**LISTING:**
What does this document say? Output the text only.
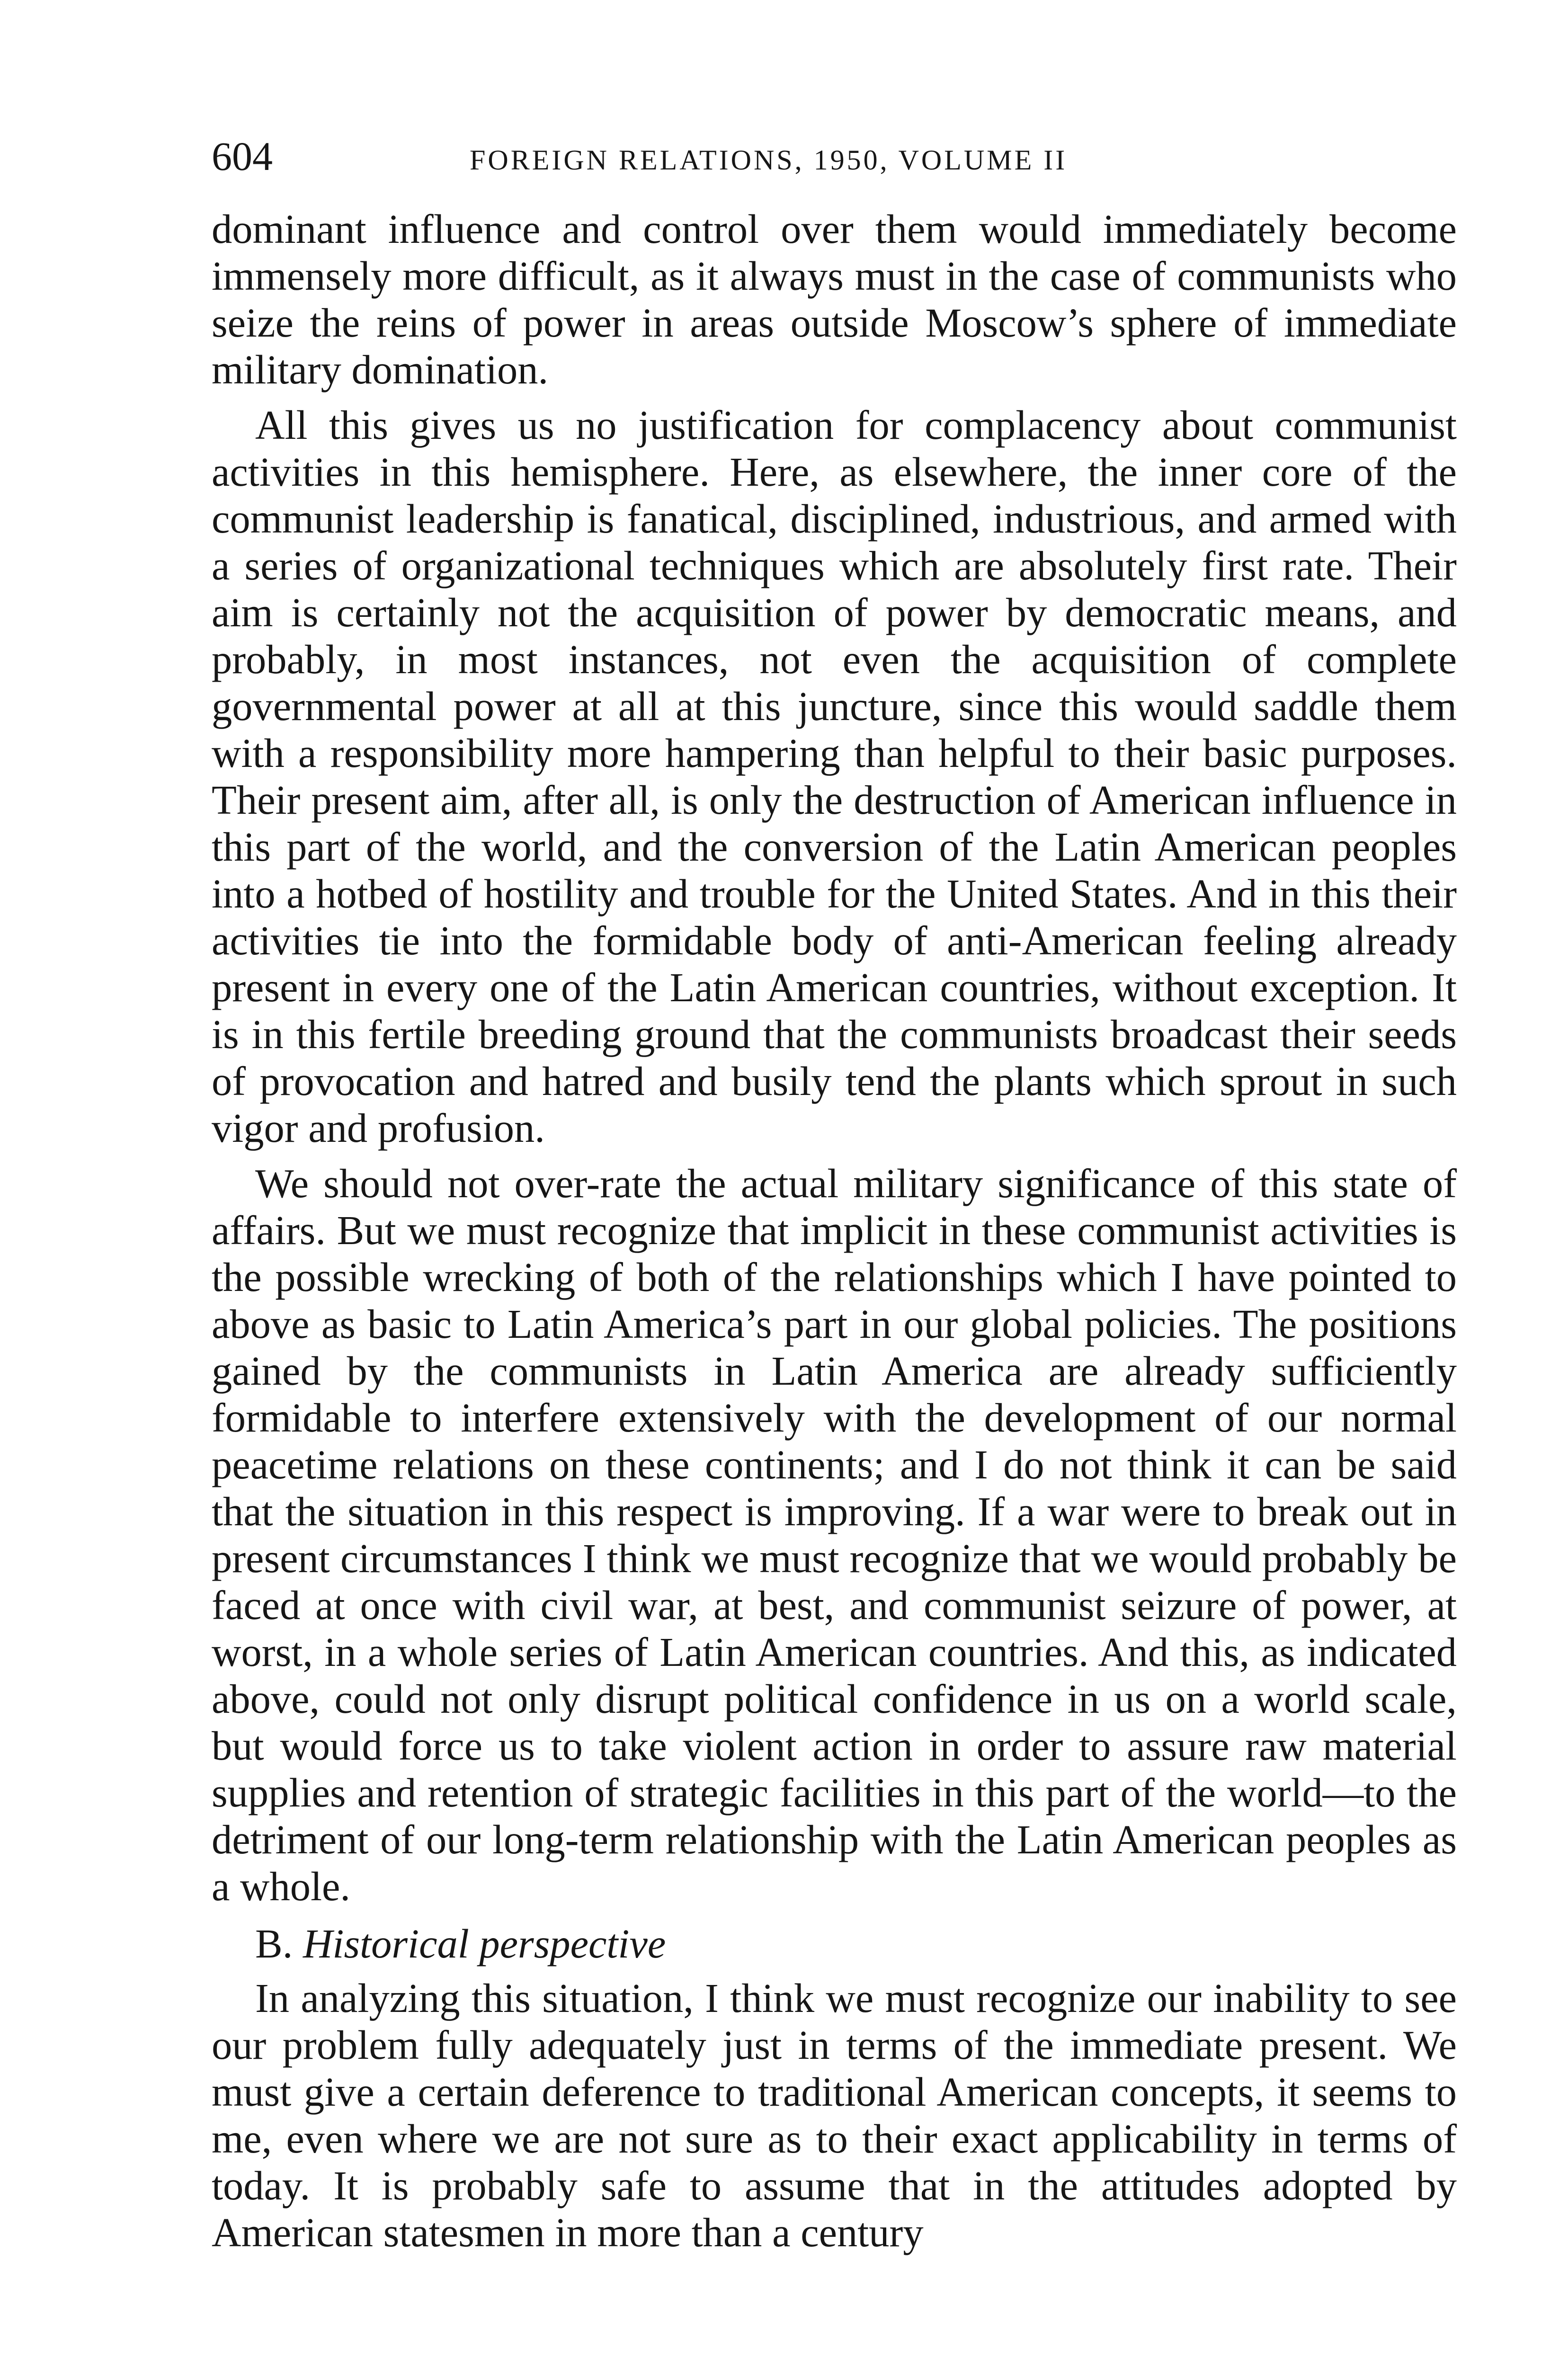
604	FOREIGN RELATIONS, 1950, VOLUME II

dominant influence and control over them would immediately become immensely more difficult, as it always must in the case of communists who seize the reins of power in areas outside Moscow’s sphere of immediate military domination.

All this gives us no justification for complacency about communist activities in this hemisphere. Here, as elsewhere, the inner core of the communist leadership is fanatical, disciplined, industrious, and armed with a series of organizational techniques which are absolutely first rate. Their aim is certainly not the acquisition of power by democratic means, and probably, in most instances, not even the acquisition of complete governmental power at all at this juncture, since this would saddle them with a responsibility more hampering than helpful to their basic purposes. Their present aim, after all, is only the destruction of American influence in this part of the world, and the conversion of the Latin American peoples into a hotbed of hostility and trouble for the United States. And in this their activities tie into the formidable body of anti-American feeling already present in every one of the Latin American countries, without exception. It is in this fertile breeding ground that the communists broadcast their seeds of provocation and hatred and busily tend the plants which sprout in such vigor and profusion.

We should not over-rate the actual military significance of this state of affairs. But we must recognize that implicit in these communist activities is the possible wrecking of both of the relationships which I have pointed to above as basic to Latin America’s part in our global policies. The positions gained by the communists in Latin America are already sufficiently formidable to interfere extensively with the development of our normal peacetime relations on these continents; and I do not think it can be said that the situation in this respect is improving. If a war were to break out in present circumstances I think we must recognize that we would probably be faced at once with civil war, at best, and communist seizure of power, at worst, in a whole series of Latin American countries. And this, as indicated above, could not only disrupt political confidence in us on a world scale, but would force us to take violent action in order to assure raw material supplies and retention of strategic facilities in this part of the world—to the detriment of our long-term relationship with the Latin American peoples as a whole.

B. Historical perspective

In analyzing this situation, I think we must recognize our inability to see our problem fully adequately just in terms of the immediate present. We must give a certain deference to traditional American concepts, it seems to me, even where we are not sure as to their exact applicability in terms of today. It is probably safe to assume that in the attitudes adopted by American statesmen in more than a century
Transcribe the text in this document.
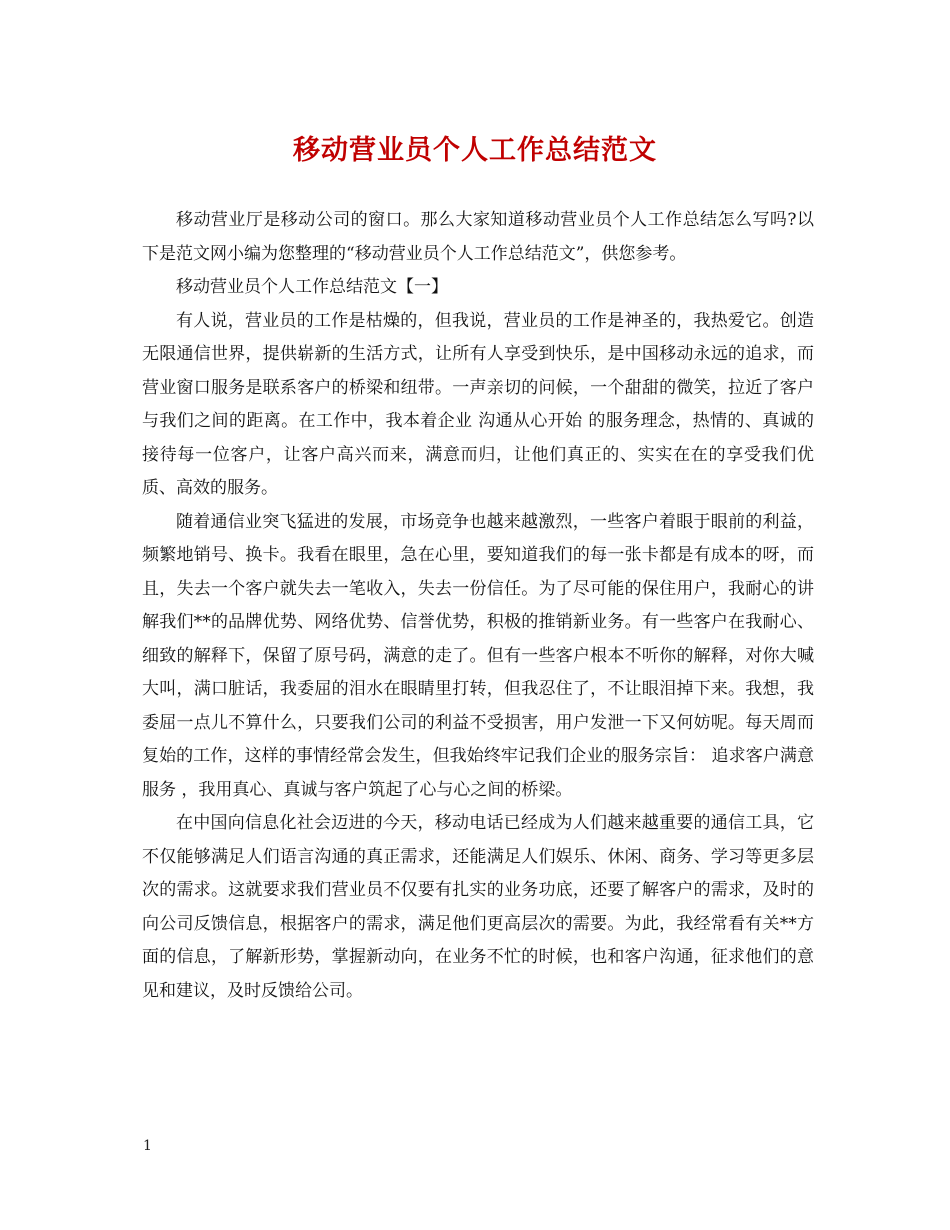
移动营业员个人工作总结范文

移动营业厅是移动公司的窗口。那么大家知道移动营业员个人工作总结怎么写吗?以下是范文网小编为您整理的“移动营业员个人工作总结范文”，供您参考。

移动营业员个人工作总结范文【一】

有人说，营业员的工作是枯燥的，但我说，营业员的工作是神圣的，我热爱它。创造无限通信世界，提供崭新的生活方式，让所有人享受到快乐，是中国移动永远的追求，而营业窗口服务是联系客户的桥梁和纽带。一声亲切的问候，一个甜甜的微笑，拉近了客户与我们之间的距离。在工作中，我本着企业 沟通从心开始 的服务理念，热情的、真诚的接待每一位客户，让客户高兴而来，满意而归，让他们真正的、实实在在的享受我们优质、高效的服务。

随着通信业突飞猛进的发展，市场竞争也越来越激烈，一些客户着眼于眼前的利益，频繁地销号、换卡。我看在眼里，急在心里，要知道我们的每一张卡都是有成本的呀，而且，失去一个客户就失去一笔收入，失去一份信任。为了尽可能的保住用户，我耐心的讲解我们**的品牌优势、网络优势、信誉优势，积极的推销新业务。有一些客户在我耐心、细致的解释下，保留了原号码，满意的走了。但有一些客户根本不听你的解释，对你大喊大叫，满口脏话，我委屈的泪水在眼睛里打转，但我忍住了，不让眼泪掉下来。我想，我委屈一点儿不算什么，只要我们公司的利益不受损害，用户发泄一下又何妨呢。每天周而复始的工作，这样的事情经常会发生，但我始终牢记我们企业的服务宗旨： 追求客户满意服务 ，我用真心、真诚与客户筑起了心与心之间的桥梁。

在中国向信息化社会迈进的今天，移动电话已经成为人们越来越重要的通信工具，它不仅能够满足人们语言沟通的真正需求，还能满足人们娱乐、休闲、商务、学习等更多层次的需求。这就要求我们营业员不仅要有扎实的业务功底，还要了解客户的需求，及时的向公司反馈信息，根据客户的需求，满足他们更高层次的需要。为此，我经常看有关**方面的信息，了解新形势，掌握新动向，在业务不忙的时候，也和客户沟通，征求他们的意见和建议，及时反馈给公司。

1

**TASK DESCRIPTION:**
Copy out every line of the listing that contains the string "think".

**OUTPUT OF THE TASK:**
We should not over-rate the actual military significance of this state of affairs. But we must recognize that implicit in these communist activities is the possible wrecking of both of the relationships which I have pointed to above as basic to Latin America’s part in our global policies. The positions gained by the communists in Latin America are already sufficiently formidable to interfere extensively with the development of our normal peacetime relations on these continents; and I do not think it can be said that the situation in this respect is improving. If a war were to break out in present circumstances I think we must recognize that we would probably be faced at once with civil war, at best, and communist seizure of power, at worst, in a whole series of Latin American countries. And this, as indicated above, could not only disrupt political confidence in us on a world scale, but would force us to take violent action in order to assure raw material supplies and retention of strategic facilities in this part of the world—to the detriment of our long-term relationship with the Latin American peoples as a whole.
In analyzing this situation, I think we must recognize our inability to see our problem fully adequately just in terms of the immediate present. We must give a certain deference to traditional American concepts, it seems to me, even where we are not sure as to their exact applicability in terms of today. It is probably safe to assume that in the attitudes adopted by American statesmen in more than a century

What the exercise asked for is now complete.